### EXERCISE AIM
Your answer should consist only of the records, copied exactly, with the images removed.

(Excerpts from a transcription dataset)
==============================
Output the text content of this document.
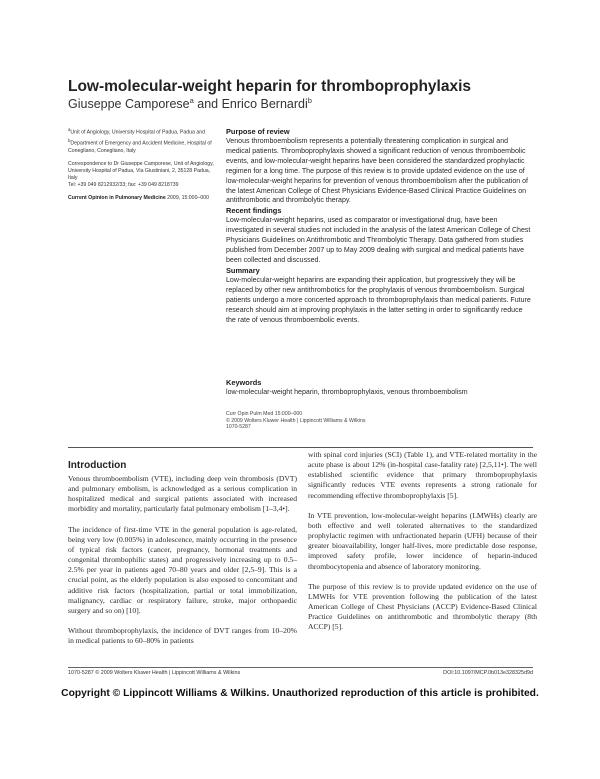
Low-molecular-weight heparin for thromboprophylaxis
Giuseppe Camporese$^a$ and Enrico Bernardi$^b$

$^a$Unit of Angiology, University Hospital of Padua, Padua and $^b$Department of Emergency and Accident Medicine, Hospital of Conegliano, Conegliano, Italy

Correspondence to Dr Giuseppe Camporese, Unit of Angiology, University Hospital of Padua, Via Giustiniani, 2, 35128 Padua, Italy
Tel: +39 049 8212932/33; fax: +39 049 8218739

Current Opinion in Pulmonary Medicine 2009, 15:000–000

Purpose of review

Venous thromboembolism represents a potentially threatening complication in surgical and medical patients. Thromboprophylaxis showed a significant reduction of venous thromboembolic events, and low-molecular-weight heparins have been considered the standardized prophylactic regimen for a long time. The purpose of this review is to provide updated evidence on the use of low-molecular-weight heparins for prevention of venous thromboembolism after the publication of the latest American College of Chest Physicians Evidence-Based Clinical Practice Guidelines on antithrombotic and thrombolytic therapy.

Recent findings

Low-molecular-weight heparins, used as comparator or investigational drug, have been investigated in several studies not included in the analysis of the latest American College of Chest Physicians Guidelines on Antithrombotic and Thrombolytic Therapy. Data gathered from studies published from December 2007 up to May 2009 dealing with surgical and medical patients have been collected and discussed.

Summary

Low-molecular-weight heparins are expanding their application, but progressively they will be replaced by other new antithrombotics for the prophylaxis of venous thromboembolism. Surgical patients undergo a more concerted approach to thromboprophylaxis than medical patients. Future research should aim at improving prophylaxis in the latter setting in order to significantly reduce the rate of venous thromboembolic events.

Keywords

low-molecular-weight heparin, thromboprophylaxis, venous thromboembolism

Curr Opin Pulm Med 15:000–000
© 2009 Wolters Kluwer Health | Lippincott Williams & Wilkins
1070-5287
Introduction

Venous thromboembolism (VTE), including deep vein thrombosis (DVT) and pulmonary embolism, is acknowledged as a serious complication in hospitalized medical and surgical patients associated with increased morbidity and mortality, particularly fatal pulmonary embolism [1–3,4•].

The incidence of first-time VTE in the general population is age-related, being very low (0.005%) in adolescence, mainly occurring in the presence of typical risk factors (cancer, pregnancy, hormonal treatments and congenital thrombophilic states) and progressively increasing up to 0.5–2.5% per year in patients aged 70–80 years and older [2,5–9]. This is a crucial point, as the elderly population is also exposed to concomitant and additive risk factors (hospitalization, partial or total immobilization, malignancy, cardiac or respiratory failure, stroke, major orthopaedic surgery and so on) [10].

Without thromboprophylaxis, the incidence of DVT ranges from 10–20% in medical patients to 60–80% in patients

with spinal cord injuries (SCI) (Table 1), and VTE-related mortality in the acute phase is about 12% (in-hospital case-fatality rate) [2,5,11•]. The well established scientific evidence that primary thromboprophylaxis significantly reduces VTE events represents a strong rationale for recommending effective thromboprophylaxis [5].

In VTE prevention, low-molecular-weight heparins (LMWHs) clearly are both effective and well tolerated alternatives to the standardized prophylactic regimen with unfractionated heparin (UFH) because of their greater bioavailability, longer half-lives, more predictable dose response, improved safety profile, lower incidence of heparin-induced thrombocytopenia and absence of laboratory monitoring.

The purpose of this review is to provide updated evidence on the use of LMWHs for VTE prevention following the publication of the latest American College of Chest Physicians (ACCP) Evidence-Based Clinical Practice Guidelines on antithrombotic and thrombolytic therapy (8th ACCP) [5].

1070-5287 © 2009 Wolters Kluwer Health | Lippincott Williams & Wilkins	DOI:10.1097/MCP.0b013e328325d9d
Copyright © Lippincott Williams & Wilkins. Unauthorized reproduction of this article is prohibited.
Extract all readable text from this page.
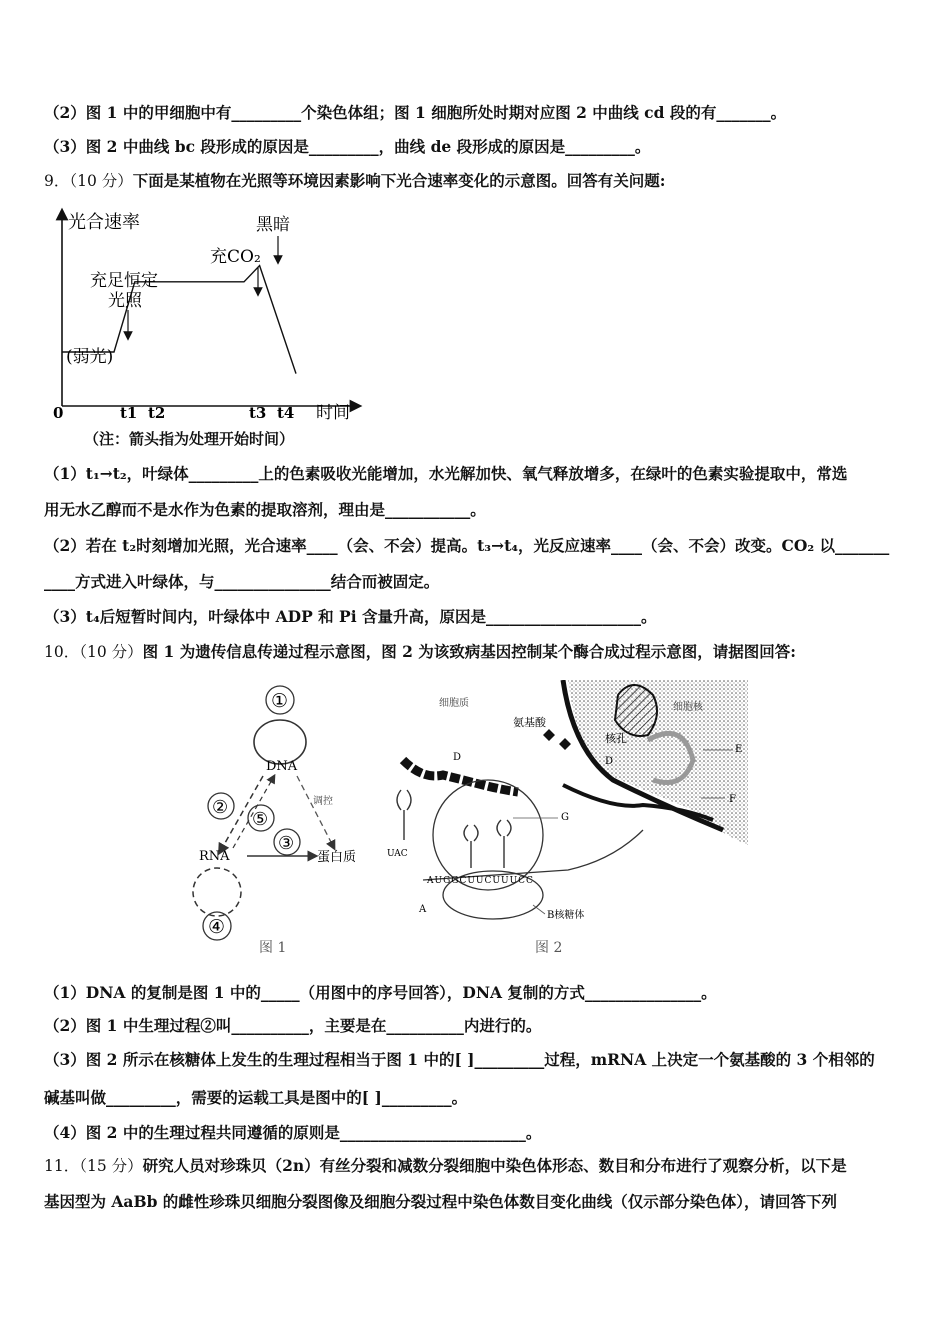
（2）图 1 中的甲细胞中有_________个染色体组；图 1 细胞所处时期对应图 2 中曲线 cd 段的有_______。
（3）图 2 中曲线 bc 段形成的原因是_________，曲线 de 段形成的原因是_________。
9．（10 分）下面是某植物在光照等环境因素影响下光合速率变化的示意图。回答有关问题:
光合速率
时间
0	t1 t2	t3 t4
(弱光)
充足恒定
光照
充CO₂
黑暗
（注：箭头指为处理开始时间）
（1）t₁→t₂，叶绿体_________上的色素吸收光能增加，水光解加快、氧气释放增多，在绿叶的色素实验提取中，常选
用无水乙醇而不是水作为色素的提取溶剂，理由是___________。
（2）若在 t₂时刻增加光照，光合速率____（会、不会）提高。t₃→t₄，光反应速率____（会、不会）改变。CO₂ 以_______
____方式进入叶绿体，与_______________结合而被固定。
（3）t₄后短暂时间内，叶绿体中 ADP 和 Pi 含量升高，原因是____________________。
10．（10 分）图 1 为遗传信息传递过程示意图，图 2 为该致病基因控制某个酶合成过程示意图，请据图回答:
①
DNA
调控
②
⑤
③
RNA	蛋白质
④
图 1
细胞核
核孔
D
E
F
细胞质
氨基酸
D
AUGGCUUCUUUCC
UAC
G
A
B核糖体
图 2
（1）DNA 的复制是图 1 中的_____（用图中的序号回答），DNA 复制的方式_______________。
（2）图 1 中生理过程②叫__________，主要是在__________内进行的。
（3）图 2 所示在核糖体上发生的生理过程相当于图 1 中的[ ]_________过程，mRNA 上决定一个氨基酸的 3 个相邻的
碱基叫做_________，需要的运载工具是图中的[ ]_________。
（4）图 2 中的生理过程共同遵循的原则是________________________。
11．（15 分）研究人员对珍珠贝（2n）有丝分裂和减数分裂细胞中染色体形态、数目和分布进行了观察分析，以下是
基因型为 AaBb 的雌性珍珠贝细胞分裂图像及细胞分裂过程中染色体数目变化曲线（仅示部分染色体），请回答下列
==============================
### SOLUTION FOR THIS TASK
Output the text content of this document.
Low-molecular-weight heparin for thromboprophylaxis
Giuseppe Camporese$^a$ and Enrico Bernardi$^b$

$^a$Unit of Angiology, University Hospital of Padua, Padua and $^b$Department of Emergency and Accident Medicine, Hospital of Conegliano, Conegliano, Italy

Correspondence to Dr Giuseppe Camporese, Unit of Angiology, University Hospital of Padua, Via Giustiniani, 2, 35128 Padua, Italy
Tel: +39 049 8212932/33; fax: +39 049 8218739

Current Opinion in Pulmonary Medicine 2009, 15:000–000

Purpose of review

Venous thromboembolism represents a potentially threatening complication in surgical and medical patients. Thromboprophylaxis showed a significant reduction of venous thromboembolic events, and low-molecular-weight heparins have been considered the standardized prophylactic regimen for a long time. The purpose of this review is to provide updated evidence on the use of low-molecular-weight heparins for prevention of venous thromboembolism after the publication of the latest American College of Chest Physicians Evidence-Based Clinical Practice Guidelines on antithrombotic and thrombolytic therapy.

Recent findings

Low-molecular-weight heparins, used as comparator or investigational drug, have been investigated in several studies not included in the analysis of the latest American College of Chest Physicians Guidelines on Antithrombotic and Thrombolytic Therapy. Data gathered from studies published from December 2007 up to May 2009 dealing with surgical and medical patients have been collected and discussed.

Summary

Low-molecular-weight heparins are expanding their application, but progressively they will be replaced by other new antithrombotics for the prophylaxis of venous thromboembolism. Surgical patients undergo a more concerted approach to thromboprophylaxis than medical patients. Future research should aim at improving prophylaxis in the latter setting in order to significantly reduce the rate of venous thromboembolic events.

Keywords

low-molecular-weight heparin, thromboprophylaxis, venous thromboembolism

Curr Opin Pulm Med 15:000–000
© 2009 Wolters Kluwer Health | Lippincott Williams & Wilkins
1070-5287
Introduction

Venous thromboembolism (VTE), including deep vein thrombosis (DVT) and pulmonary embolism, is acknowledged as a serious complication in hospitalized medical and surgical patients associated with increased morbidity and mortality, particularly fatal pulmonary embolism [1–3,4•].

The incidence of first-time VTE in the general population is age-related, being very low (0.005%) in adolescence, mainly occurring in the presence of typical risk factors (cancer, pregnancy, hormonal treatments and congenital thrombophilic states) and progressively increasing up to 0.5–2.5% per year in patients aged 70–80 years and older [2,5–9]. This is a crucial point, as the elderly population is also exposed to concomitant and additive risk factors (hospitalization, partial or total immobilization, malignancy, cardiac or respiratory failure, stroke, major orthopaedic surgery and so on) [10].

Without thromboprophylaxis, the incidence of DVT ranges from 10–20% in medical patients to 60–80% in patients

with spinal cord injuries (SCI) (Table 1), and VTE-related mortality in the acute phase is about 12% (in-hospital case-fatality rate) [2,5,11•]. The well established scientific evidence that primary thromboprophylaxis significantly reduces VTE events represents a strong rationale for recommending effective thromboprophylaxis [5].

In VTE prevention, low-molecular-weight heparins (LMWHs) clearly are both effective and well tolerated alternatives to the standardized prophylactic regimen with unfractionated heparin (UFH) because of their greater bioavailability, longer half-lives, more predictable dose response, improved safety profile, lower incidence of heparin-induced thrombocytopenia and absence of laboratory monitoring.

The purpose of this review is to provide updated evidence on the use of LMWHs for VTE prevention following the publication of the latest American College of Chest Physicians (ACCP) Evidence-Based Clinical Practice Guidelines on antithrombotic and thrombolytic therapy (8th ACCP) [5].

1070-5287 © 2009 Wolters Kluwer Health | Lippincott Williams & Wilkins	DOI:10.1097/MCP.0b013e328325d9d
Copyright © Lippincott Williams & Wilkins. Unauthorized reproduction of this article is prohibited.
Extract all readable text from this page.
（2）图 1 中的甲细胞中有_________个染色体组；图 1 细胞所处时期对应图 2 中曲线 cd 段的有_______。
（3）图 2 中曲线 bc 段形成的原因是_________，曲线 de 段形成的原因是_________。
9．（10 分）下面是某植物在光照等环境因素影响下光合速率变化的示意图。回答有关问题:
光合速率
时间
0	t1 t2	t3 t4
(弱光)
充足恒定
光照
充CO₂
黑暗
（注：箭头指为处理开始时间）
（1）t₁→t₂，叶绿体_________上的色素吸收光能增加，水光解加快、氧气释放增多，在绿叶的色素实验提取中，常选
用无水乙醇而不是水作为色素的提取溶剂，理由是___________。
（2）若在 t₂时刻增加光照，光合速率____（会、不会）提高。t₃→t₄，光反应速率____（会、不会）改变。CO₂ 以_______
____方式进入叶绿体，与_______________结合而被固定。
（3）t₄后短暂时间内，叶绿体中 ADP 和 Pi 含量升高，原因是____________________。
10．（10 分）图 1 为遗传信息传递过程示意图，图 2 为该致病基因控制某个酶合成过程示意图，请据图回答:
①
DNA
调控
②
⑤
③
RNA	蛋白质
④
图 1
细胞核
核孔
D
E
F
细胞质
氨基酸
D
AUGGCUUCUUUCC
UAC
G
A
B核糖体
图 2
（1）DNA 的复制是图 1 中的_____（用图中的序号回答），DNA 复制的方式_______________。
（2）图 1 中生理过程②叫__________，主要是在__________内进行的。
（3）图 2 所示在核糖体上发生的生理过程相当于图 1 中的[ ]_________过程，mRNA 上决定一个氨基酸的 3 个相邻的
碱基叫做_________，需要的运载工具是图中的[ ]_________。
（4）图 2 中的生理过程共同遵循的原则是________________________。
11．（15 分）研究人员对珍珠贝（2n）有丝分裂和减数分裂细胞中染色体形态、数目和分布进行了观察分析，以下是
基因型为 AaBb 的雌性珍珠贝细胞分裂图像及细胞分裂过程中染色体数目变化曲线（仅示部分染色体），请回答下列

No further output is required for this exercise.